--- DATA LINES ---

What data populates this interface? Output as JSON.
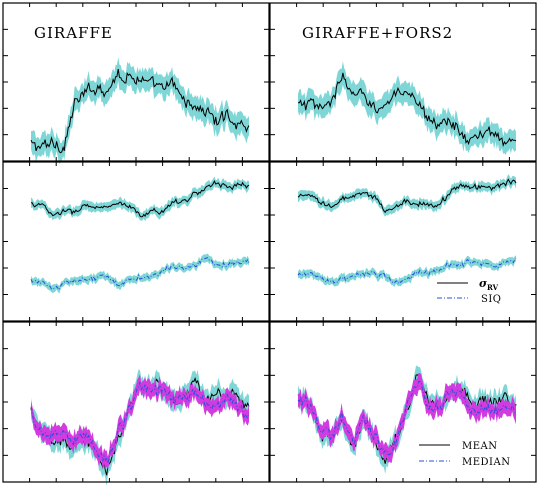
{
  "colors": {
    "band": "#7fd6d6",
    "band_alt": "#d13be0",
    "line": "#000000",
    "line_alt": "#2a50d8",
    "frame": "#000000"
  },
  "titles": {
    "left": "GIRAFFE",
    "right": "GIRAFFE+FORS2"
  },
  "legend_middle": {
    "sigma_symbol": "σ",
    "sigma_subscript": "RV",
    "siq": "SIQ"
  },
  "legend_bottom": {
    "mean": "MEAN",
    "median": "MEDIAN"
  },
  "chart_data": [
    {
      "panel": "top-left",
      "type": "line",
      "title": "GIRAFFE",
      "x": [
        0,
        0.5,
        1,
        1.5,
        2,
        2.5,
        3,
        3.5,
        4,
        4.5,
        5,
        5.5,
        6,
        6.5,
        7,
        7.5,
        8,
        8.5,
        9,
        9.5,
        10
      ],
      "series": [
        {
          "values": [
            0.42,
            0.3,
            0.5,
            0.35,
            1.75,
            2.1,
            2.35,
            2.3,
            2.75,
            2.7,
            2.65,
            2.35,
            2.25,
            2.4,
            1.95,
            1.65,
            1.55,
            1.2,
            1.4,
            1.1,
            1.05
          ],
          "band": 0.35
        }
      ]
    },
    {
      "panel": "top-right",
      "type": "line",
      "title": "GIRAFFE+FORS2",
      "x": [
        0,
        0.5,
        1,
        1.5,
        2,
        2.5,
        3,
        3.5,
        4,
        4.5,
        5,
        5.5,
        6,
        6.5,
        7,
        7.5,
        8,
        8.5,
        9,
        9.5,
        10
      ],
      "series": [
        {
          "values": [
            1.7,
            1.75,
            1.55,
            1.9,
            2.6,
            2.1,
            2.05,
            1.7,
            1.75,
            2.1,
            1.95,
            1.75,
            1.35,
            1.15,
            1.2,
            0.75,
            0.55,
            0.7,
            0.8,
            0.6,
            0.5
          ],
          "band": 0.35
        }
      ]
    },
    {
      "panel": "middle-left",
      "type": "line",
      "x": [
        0,
        0.5,
        1,
        1.5,
        2,
        2.5,
        3,
        3.5,
        4,
        4.5,
        5,
        5.5,
        6,
        6.5,
        7,
        7.5,
        8,
        8.5,
        9,
        9.5,
        10
      ],
      "series": [
        {
          "values": [
            3.75,
            3.7,
            3.35,
            3.5,
            3.45,
            3.75,
            3.6,
            3.6,
            3.75,
            3.6,
            3.35,
            3.5,
            3.45,
            3.85,
            3.85,
            4.05,
            4.25,
            4.45,
            4.3,
            4.4,
            4.35
          ],
          "band": 0.15
        },
        {
          "values": [
            1.2,
            1.1,
            0.95,
            1.1,
            1.2,
            1.25,
            1.3,
            1.35,
            1.15,
            1.2,
            1.3,
            1.35,
            1.5,
            1.6,
            1.6,
            1.75,
            1.95,
            1.75,
            1.75,
            1.85,
            1.85
          ],
          "band": 0.12
        }
      ]
    },
    {
      "panel": "middle-right",
      "type": "line",
      "x": [
        0,
        0.5,
        1,
        1.5,
        2,
        2.5,
        3,
        3.5,
        4,
        4.5,
        5,
        5.5,
        6,
        6.5,
        7,
        7.5,
        8,
        8.5,
        9,
        9.5,
        10
      ],
      "series": [
        {
          "values": [
            3.95,
            4.0,
            3.8,
            3.65,
            3.9,
            3.95,
            4.1,
            3.95,
            3.55,
            3.6,
            3.85,
            3.75,
            3.75,
            3.75,
            4.15,
            4.4,
            4.25,
            4.35,
            4.3,
            4.45,
            4.45
          ],
          "band": 0.15
        },
        {
          "values": [
            1.35,
            1.45,
            1.35,
            1.1,
            1.2,
            1.35,
            1.5,
            1.45,
            1.35,
            1.1,
            1.25,
            1.45,
            1.45,
            1.55,
            1.7,
            1.75,
            1.8,
            1.75,
            1.7,
            1.85,
            1.85
          ],
          "band": 0.12
        }
      ]
    },
    {
      "panel": "bottom-left",
      "type": "line",
      "x": [
        0,
        0.5,
        1,
        1.5,
        2,
        2.5,
        3,
        3.5,
        4,
        4.5,
        5,
        5.5,
        6,
        6.5,
        7,
        7.5,
        8,
        8.5,
        9,
        9.5,
        10
      ],
      "series": [
        {
          "values": [
            2.3,
            1.4,
            1.1,
            1.35,
            1.05,
            1.35,
            0.9,
            0.2,
            1.3,
            2.1,
            3.2,
            2.9,
            2.95,
            2.6,
            2.75,
            3.1,
            2.5,
            2.65,
            2.75,
            2.5,
            2.4
          ],
          "band": 0.3
        },
        {
          "values": [
            2.3,
            1.5,
            1.3,
            1.5,
            1.2,
            1.45,
            1.05,
            0.5,
            1.45,
            2.2,
            3.15,
            2.85,
            2.85,
            2.5,
            2.6,
            2.85,
            2.3,
            2.35,
            2.45,
            2.25,
            2.15
          ],
          "band": 0.25
        }
      ]
    },
    {
      "panel": "bottom-right",
      "type": "line",
      "x": [
        0,
        0.5,
        1,
        1.5,
        2,
        2.5,
        3,
        3.5,
        4,
        4.5,
        5,
        5.5,
        6,
        6.5,
        7,
        7.5,
        8,
        8.5,
        9,
        9.5,
        10
      ],
      "series": [
        {
          "values": [
            2.55,
            2.5,
            1.4,
            1.25,
            1.85,
            1.0,
            1.9,
            1.3,
            0.55,
            1.2,
            2.15,
            3.35,
            2.5,
            2.4,
            2.9,
            3.0,
            2.25,
            2.6,
            2.35,
            2.6,
            2.35
          ],
          "band": 0.28
        },
        {
          "values": [
            2.55,
            2.5,
            1.5,
            1.35,
            1.9,
            1.1,
            1.95,
            1.4,
            0.75,
            1.3,
            2.2,
            3.3,
            2.45,
            2.35,
            2.75,
            2.85,
            2.1,
            2.4,
            2.15,
            2.35,
            2.1
          ],
          "band": 0.25
        }
      ]
    }
  ]
}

---

GIVEN PROBLEM. With the pictures left out, transcribe the material exactly.

OUTPUT OF THE EXERCISE.
What data populates this interface? Output as JSON.
{
  "colors": {
    "band": "#7fd6d6",
    "band_alt": "#d13be0",
    "line": "#000000",
    "line_alt": "#2a50d8",
    "frame": "#000000"
  },
  "titles": {
    "left": "GIRAFFE",
    "right": "GIRAFFE+FORS2"
  },
  "legend_middle": {
    "sigma_symbol": "σ",
    "sigma_subscript": "RV",
    "siq": "SIQ"
  },
  "legend_bottom": {
    "mean": "MEAN",
    "median": "MEDIAN"
  },
  "chart_data": [
    {
      "panel": "top-left",
      "type": "line",
      "title": "GIRAFFE",
      "x": [
        0,
        0.5,
        1,
        1.5,
        2,
        2.5,
        3,
        3.5,
        4,
        4.5,
        5,
        5.5,
        6,
        6.5,
        7,
        7.5,
        8,
        8.5,
        9,
        9.5,
        10
      ],
      "series": [
        {
          "values": [
            0.42,
            0.3,
            0.5,
            0.35,
            1.75,
            2.1,
            2.35,
            2.3,
            2.75,
            2.7,
            2.65,
            2.35,
            2.25,
            2.4,
            1.95,
            1.65,
            1.55,
            1.2,
            1.4,
            1.1,
            1.05
          ],
          "band": 0.35
        }
      ]
    },
    {
      "panel": "top-right",
      "type": "line",
      "title": "GIRAFFE+FORS2",
      "x": [
        0,
        0.5,
        1,
        1.5,
        2,
        2.5,
        3,
        3.5,
        4,
        4.5,
        5,
        5.5,
        6,
        6.5,
        7,
        7.5,
        8,
        8.5,
        9,
        9.5,
        10
      ],
      "series": [
        {
          "values": [
            1.7,
            1.75,
            1.55,
            1.9,
            2.6,
            2.1,
            2.05,
            1.7,
            1.75,
            2.1,
            1.95,
            1.75,
            1.35,
            1.15,
            1.2,
            0.75,
            0.55,
            0.7,
            0.8,
            0.6,
            0.5
          ],
          "band": 0.35
        }
      ]
    },
    {
      "panel": "middle-left",
      "type": "line",
      "x": [
        0,
        0.5,
        1,
        1.5,
        2,
        2.5,
        3,
        3.5,
        4,
        4.5,
        5,
        5.5,
        6,
        6.5,
        7,
        7.5,
        8,
        8.5,
        9,
        9.5,
        10
      ],
      "series": [
        {
          "values": [
            3.75,
            3.7,
            3.35,
            3.5,
            3.45,
            3.75,
            3.6,
            3.6,
            3.75,
            3.6,
            3.35,
            3.5,
            3.45,
            3.85,
            3.85,
            4.05,
            4.25,
            4.45,
            4.3,
            4.4,
            4.35
          ],
          "band": 0.15
        },
        {
          "values": [
            1.2,
            1.1,
            0.95,
            1.1,
            1.2,
            1.25,
            1.3,
            1.35,
            1.15,
            1.2,
            1.3,
            1.35,
            1.5,
            1.6,
            1.6,
            1.75,
            1.95,
            1.75,
            1.75,
            1.85,
            1.85
          ],
          "band": 0.12
        }
      ]
    },
    {
      "panel": "middle-right",
      "type": "line",
      "x": [
        0,
        0.5,
        1,
        1.5,
        2,
        2.5,
        3,
        3.5,
        4,
        4.5,
        5,
        5.5,
        6,
        6.5,
        7,
        7.5,
        8,
        8.5,
        9,
        9.5,
        10
      ],
      "series": [
        {
          "values": [
            3.95,
            4.0,
            3.8,
            3.65,
            3.9,
            3.95,
            4.1,
            3.95,
            3.55,
            3.6,
            3.85,
            3.75,
            3.75,
            3.75,
            4.15,
            4.4,
            4.25,
            4.35,
            4.3,
            4.45,
            4.45
          ],
          "band": 0.15
        },
        {
          "values": [
            1.35,
            1.45,
            1.35,
            1.1,
            1.2,
            1.35,
            1.5,
            1.45,
            1.35,
            1.1,
            1.25,
            1.45,
            1.45,
            1.55,
            1.7,
            1.75,
            1.8,
            1.75,
            1.7,
            1.85,
            1.85
          ],
          "band": 0.12
        }
      ]
    },
    {
      "panel": "bottom-left",
      "type": "line",
      "x": [
        0,
        0.5,
        1,
        1.5,
        2,
        2.5,
        3,
        3.5,
        4,
        4.5,
        5,
        5.5,
        6,
        6.5,
        7,
        7.5,
        8,
        8.5,
        9,
        9.5,
        10
      ],
      "series": [
        {
          "values": [
            2.3,
            1.4,
            1.1,
            1.35,
            1.05,
            1.35,
            0.9,
            0.2,
            1.3,
            2.1,
            3.2,
            2.9,
            2.95,
            2.6,
            2.75,
            3.1,
            2.5,
            2.65,
            2.75,
            2.5,
            2.4
          ],
          "band": 0.3
        },
        {
          "values": [
            2.3,
            1.5,
            1.3,
            1.5,
            1.2,
            1.45,
            1.05,
            0.5,
            1.45,
            2.2,
            3.15,
            2.85,
            2.85,
            2.5,
            2.6,
            2.85,
            2.3,
            2.35,
            2.45,
            2.25,
            2.15
          ],
          "band": 0.25
        }
      ]
    },
    {
      "panel": "bottom-right",
      "type": "line",
      "x": [
        0,
        0.5,
        1,
        1.5,
        2,
        2.5,
        3,
        3.5,
        4,
        4.5,
        5,
        5.5,
        6,
        6.5,
        7,
        7.5,
        8,
        8.5,
        9,
        9.5,
        10
      ],
      "series": [
        {
          "values": [
            2.55,
            2.5,
            1.4,
            1.25,
            1.85,
            1.0,
            1.9,
            1.3,
            0.55,
            1.2,
            2.15,
            3.35,
            2.5,
            2.4,
            2.9,
            3.0,
            2.25,
            2.6,
            2.35,
            2.6,
            2.35
          ],
          "band": 0.28
        },
        {
          "values": [
            2.55,
            2.5,
            1.5,
            1.35,
            1.9,
            1.1,
            1.95,
            1.4,
            0.75,
            1.3,
            2.2,
            3.3,
            2.45,
            2.35,
            2.75,
            2.85,
            2.1,
            2.4,
            2.15,
            2.35,
            2.1
          ],
          "band": 0.25
        }
      ]
    }
  ]
}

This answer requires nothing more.